-- begin --
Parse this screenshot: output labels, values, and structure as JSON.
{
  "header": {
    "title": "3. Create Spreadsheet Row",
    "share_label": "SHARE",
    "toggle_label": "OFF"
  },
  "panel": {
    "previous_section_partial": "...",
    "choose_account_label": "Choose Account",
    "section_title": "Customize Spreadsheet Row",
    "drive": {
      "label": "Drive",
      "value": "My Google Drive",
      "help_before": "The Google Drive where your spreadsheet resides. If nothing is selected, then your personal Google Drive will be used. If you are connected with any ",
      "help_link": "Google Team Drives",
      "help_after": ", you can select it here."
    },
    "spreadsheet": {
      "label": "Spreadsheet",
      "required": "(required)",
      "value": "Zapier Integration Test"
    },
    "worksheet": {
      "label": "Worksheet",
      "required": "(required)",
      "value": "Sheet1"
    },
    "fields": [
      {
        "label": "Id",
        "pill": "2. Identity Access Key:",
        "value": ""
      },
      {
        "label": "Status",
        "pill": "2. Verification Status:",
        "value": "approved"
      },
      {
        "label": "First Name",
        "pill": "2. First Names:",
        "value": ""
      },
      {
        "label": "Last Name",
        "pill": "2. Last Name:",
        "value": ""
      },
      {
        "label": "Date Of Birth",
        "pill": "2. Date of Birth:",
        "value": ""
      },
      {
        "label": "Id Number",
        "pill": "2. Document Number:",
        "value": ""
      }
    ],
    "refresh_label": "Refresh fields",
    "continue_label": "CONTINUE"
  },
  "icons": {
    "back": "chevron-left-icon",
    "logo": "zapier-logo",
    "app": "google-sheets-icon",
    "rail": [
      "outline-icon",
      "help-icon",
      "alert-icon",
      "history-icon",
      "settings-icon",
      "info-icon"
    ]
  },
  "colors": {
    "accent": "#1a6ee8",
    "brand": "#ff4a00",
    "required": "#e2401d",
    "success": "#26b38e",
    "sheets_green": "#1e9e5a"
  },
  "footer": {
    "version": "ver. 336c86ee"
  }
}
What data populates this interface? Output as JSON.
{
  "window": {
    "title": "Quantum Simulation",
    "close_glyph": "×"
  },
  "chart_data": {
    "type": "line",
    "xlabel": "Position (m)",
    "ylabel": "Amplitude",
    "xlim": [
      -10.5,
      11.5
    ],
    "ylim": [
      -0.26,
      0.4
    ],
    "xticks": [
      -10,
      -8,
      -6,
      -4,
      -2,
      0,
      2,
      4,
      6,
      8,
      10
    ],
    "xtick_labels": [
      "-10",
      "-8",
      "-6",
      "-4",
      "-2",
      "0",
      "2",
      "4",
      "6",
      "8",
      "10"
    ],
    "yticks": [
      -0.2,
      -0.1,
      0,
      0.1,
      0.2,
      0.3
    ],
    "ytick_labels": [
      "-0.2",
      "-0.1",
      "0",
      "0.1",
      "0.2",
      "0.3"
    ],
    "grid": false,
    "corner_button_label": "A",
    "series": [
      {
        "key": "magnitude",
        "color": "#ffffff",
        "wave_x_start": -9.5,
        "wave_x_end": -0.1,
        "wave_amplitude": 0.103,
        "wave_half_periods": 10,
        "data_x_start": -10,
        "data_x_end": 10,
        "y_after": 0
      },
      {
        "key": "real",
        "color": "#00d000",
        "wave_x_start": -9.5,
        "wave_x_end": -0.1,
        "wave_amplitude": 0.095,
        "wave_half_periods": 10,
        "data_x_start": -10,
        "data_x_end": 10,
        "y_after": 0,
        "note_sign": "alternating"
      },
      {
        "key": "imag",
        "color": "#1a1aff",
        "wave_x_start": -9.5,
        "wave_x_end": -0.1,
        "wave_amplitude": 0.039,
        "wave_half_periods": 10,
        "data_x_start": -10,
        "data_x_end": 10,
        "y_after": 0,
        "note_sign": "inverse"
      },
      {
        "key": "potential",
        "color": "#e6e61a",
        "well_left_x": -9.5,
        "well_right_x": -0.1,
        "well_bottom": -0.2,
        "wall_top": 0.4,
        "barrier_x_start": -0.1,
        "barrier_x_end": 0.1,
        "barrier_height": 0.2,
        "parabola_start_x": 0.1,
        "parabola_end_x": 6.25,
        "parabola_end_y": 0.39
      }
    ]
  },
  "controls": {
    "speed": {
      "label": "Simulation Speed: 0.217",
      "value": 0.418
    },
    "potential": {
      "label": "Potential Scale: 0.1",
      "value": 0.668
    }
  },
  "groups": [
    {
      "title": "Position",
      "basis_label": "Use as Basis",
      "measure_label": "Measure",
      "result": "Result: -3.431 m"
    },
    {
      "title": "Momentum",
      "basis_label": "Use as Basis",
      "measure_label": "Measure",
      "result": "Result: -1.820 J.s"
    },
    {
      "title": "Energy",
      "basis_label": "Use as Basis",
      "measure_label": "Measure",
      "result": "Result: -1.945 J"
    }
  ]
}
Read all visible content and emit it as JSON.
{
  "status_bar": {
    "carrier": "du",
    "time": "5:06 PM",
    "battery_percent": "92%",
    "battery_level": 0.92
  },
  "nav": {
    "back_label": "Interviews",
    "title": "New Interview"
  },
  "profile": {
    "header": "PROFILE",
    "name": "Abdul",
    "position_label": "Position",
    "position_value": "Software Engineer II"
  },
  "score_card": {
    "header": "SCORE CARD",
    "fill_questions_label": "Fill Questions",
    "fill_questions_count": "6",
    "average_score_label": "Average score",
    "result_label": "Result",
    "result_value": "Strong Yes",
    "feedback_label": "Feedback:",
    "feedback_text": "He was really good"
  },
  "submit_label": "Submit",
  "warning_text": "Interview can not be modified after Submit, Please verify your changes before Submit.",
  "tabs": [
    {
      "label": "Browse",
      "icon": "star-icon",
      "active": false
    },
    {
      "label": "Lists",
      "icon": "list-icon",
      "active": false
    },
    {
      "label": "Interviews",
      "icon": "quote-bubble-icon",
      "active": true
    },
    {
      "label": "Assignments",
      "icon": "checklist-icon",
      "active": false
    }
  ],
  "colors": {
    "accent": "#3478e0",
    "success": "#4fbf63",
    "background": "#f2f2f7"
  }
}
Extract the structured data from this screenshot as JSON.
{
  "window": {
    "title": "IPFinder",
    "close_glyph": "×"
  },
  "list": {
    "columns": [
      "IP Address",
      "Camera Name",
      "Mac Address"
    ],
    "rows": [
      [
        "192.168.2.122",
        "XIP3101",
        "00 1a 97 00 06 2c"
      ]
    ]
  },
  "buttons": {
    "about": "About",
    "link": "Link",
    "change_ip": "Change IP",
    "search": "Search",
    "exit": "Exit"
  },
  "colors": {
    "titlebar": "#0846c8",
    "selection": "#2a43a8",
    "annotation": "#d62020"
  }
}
-- end --
Instruction: Type out the material again exactly as presented.

Exercise solution:
Parse this screenshot: output labels, values, and structure as JSON.
{
  "header": {
    "title": "3. Create Spreadsheet Row",
    "share_label": "SHARE",
    "toggle_label": "OFF"
  },
  "panel": {
    "previous_section_partial": "...",
    "choose_account_label": "Choose Account",
    "section_title": "Customize Spreadsheet Row",
    "drive": {
      "label": "Drive",
      "value": "My Google Drive",
      "help_before": "The Google Drive where your spreadsheet resides. If nothing is selected, then your personal Google Drive will be used. If you are connected with any ",
      "help_link": "Google Team Drives",
      "help_after": ", you can select it here."
    },
    "spreadsheet": {
      "label": "Spreadsheet",
      "required": "(required)",
      "value": "Zapier Integration Test"
    },
    "worksheet": {
      "label": "Worksheet",
      "required": "(required)",
      "value": "Sheet1"
    },
    "fields": [
      {
        "label": "Id",
        "pill": "2. Identity Access Key:",
        "value": ""
      },
      {
        "label": "Status",
        "pill": "2. Verification Status:",
        "value": "approved"
      },
      {
        "label": "First Name",
        "pill": "2. First Names:",
        "value": ""
      },
      {
        "label": "Last Name",
        "pill": "2. Last Name:",
        "value": ""
      },
      {
        "label": "Date Of Birth",
        "pill": "2. Date of Birth:",
        "value": ""
      },
      {
        "label": "Id Number",
        "pill": "2. Document Number:",
        "value": ""
      }
    ],
    "refresh_label": "Refresh fields",
    "continue_label": "CONTINUE"
  },
  "icons": {
    "back": "chevron-left-icon",
    "logo": "zapier-logo",
    "app": "google-sheets-icon",
    "rail": [
      "outline-icon",
      "help-icon",
      "alert-icon",
      "history-icon",
      "settings-icon",
      "info-icon"
    ]
  },
  "colors": {
    "accent": "#1a6ee8",
    "brand": "#ff4a00",
    "required": "#e2401d",
    "success": "#26b38e",
    "sheets_green": "#1e9e5a"
  },
  "footer": {
    "version": "ver. 336c86ee"
  }
}
What data populates this interface? Output as JSON.
{
  "window": {
    "title": "Quantum Simulation",
    "close_glyph": "×"
  },
  "chart_data": {
    "type": "line",
    "xlabel": "Position (m)",
    "ylabel": "Amplitude",
    "xlim": [
      -10.5,
      11.5
    ],
    "ylim": [
      -0.26,
      0.4
    ],
    "xticks": [
      -10,
      -8,
      -6,
      -4,
      -2,
      0,
      2,
      4,
      6,
      8,
      10
    ],
    "xtick_labels": [
      "-10",
      "-8",
      "-6",
      "-4",
      "-2",
      "0",
      "2",
      "4",
      "6",
      "8",
      "10"
    ],
    "yticks": [
      -0.2,
      -0.1,
      0,
      0.1,
      0.2,
      0.3
    ],
    "ytick_labels": [
      "-0.2",
      "-0.1",
      "0",
      "0.1",
      "0.2",
      "0.3"
    ],
    "grid": false,
    "corner_button_label": "A",
    "series": [
      {
        "key": "magnitude",
        "color": "#ffffff",
        "wave_x_start": -9.5,
        "wave_x_end": -0.1,
        "wave_amplitude": 0.103,
        "wave_half_periods": 10,
        "data_x_start": -10,
        "data_x_end": 10,
        "y_after": 0
      },
      {
        "key": "real",
        "color": "#00d000",
        "wave_x_start": -9.5,
        "wave_x_end": -0.1,
        "wave_amplitude": 0.095,
        "wave_half_periods": 10,
        "data_x_start": -10,
        "data_x_end": 10,
        "y_after": 0,
        "note_sign": "alternating"
      },
      {
        "key": "imag",
        "color": "#1a1aff",
        "wave_x_start": -9.5,
        "wave_x_end": -0.1,
        "wave_amplitude": 0.039,
        "wave_half_periods": 10,
        "data_x_start": -10,
        "data_x_end": 10,
        "y_after": 0,
        "note_sign": "inverse"
      },
      {
        "key": "potential",
        "color": "#e6e61a",
        "well_left_x": -9.5,
        "well_right_x": -0.1,
        "well_bottom": -0.2,
        "wall_top": 0.4,
        "barrier_x_start": -0.1,
        "barrier_x_end": 0.1,
        "barrier_height": 0.2,
        "parabola_start_x": 0.1,
        "parabola_end_x": 6.25,
        "parabola_end_y": 0.39
      }
    ]
  },
  "controls": {
    "speed": {
      "label": "Simulation Speed: 0.217",
      "value": 0.418
    },
    "potential": {
      "label": "Potential Scale: 0.1",
      "value": 0.668
    }
  },
  "groups": [
    {
      "title": "Position",
      "basis_label": "Use as Basis",
      "measure_label": "Measure",
      "result": "Result: -3.431 m"
    },
    {
      "title": "Momentum",
      "basis_label": "Use as Basis",
      "measure_label": "Measure",
      "result": "Result: -1.820 J.s"
    },
    {
      "title": "Energy",
      "basis_label": "Use as Basis",
      "measure_label": "Measure",
      "result": "Result: -1.945 J"
    }
  ]
}
Read all visible content and emit it as JSON.
{
  "status_bar": {
    "carrier": "du",
    "time": "5:06 PM",
    "battery_percent": "92%",
    "battery_level": 0.92
  },
  "nav": {
    "back_label": "Interviews",
    "title": "New Interview"
  },
  "profile": {
    "header": "PROFILE",
    "name": "Abdul",
    "position_label": "Position",
    "position_value": "Software Engineer II"
  },
  "score_card": {
    "header": "SCORE CARD",
    "fill_questions_label": "Fill Questions",
    "fill_questions_count": "6",
    "average_score_label": "Average score",
    "result_label": "Result",
    "result_value": "Strong Yes",
    "feedback_label": "Feedback:",
    "feedback_text": "He was really good"
  },
  "submit_label": "Submit",
  "warning_text": "Interview can not be modified after Submit, Please verify your changes before Submit.",
  "tabs": [
    {
      "label": "Browse",
      "icon": "star-icon",
      "active": false
    },
    {
      "label": "Lists",
      "icon": "list-icon",
      "active": false
    },
    {
      "label": "Interviews",
      "icon": "quote-bubble-icon",
      "active": true
    },
    {
      "label": "Assignments",
      "icon": "checklist-icon",
      "active": false
    }
  ],
  "colors": {
    "accent": "#3478e0",
    "success": "#4fbf63",
    "background": "#f2f2f7"
  }
}
Extract the structured data from this screenshot as JSON.
{
  "window": {
    "title": "IPFinder",
    "close_glyph": "×"
  },
  "list": {
    "columns": [
      "IP Address",
      "Camera Name",
      "Mac Address"
    ],
    "rows": [
      [
        "192.168.2.122",
        "XIP3101",
        "00 1a 97 00 06 2c"
      ]
    ]
  },
  "buttons": {
    "about": "About",
    "link": "Link",
    "change_ip": "Change IP",
    "search": "Search",
    "exit": "Exit"
  },
  "colors": {
    "titlebar": "#0846c8",
    "selection": "#2a43a8",
    "annotation": "#d62020"
  }
}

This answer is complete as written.